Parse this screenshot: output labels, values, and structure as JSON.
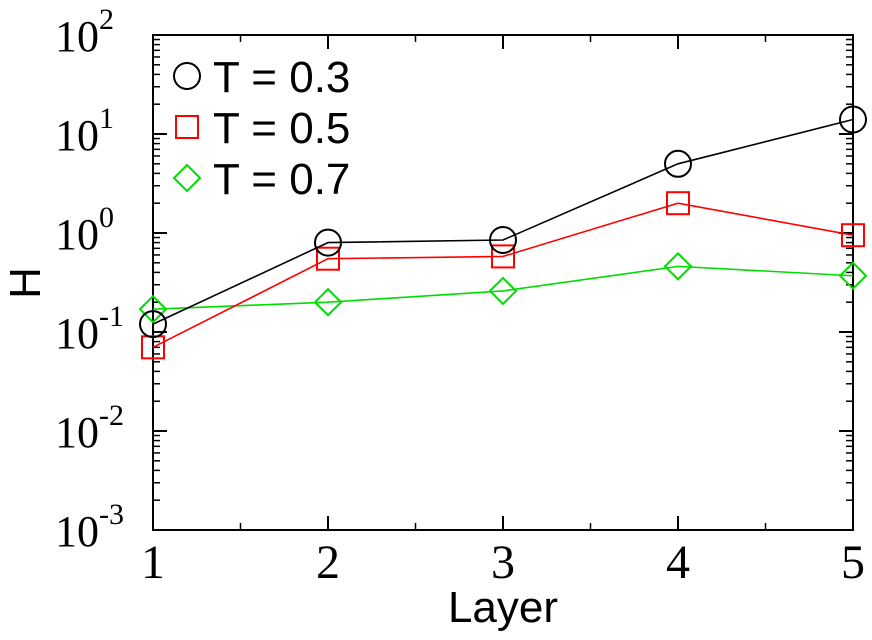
{
  "chart_data": {
    "type": "line",
    "title": "",
    "xlabel": "Layer",
    "ylabel": "H",
    "y_scale": "log",
    "xlim": [
      1,
      5
    ],
    "ylim": [
      0.001,
      100
    ],
    "x_ticks": [
      1,
      2,
      3,
      4,
      5
    ],
    "y_tick_base": "10",
    "y_tick_exponents": [
      "-3",
      "-2",
      "-1",
      "0",
      "1",
      "2"
    ],
    "grid": false,
    "legend_position": "top-left",
    "x": [
      1,
      2,
      3,
      4,
      5
    ],
    "series": [
      {
        "name": "T = 0.3",
        "color": "#000000",
        "marker": "circle",
        "values": [
          0.12,
          0.8,
          0.85,
          5.0,
          14.0
        ]
      },
      {
        "name": "T = 0.5",
        "color": "#ff0000",
        "marker": "square",
        "values": [
          0.07,
          0.55,
          0.58,
          2.0,
          0.95
        ]
      },
      {
        "name": "T = 0.7",
        "color": "#00dd00",
        "marker": "diamond",
        "values": [
          0.17,
          0.2,
          0.26,
          0.46,
          0.37
        ]
      }
    ]
  }
}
----------
WRITTEN REQUEST: Copy out each line of the records that holds the string "color".

FULL RESPONSE:
        "color": "#000000",
        "color": "#ff0000",
        "color": "#00dd00",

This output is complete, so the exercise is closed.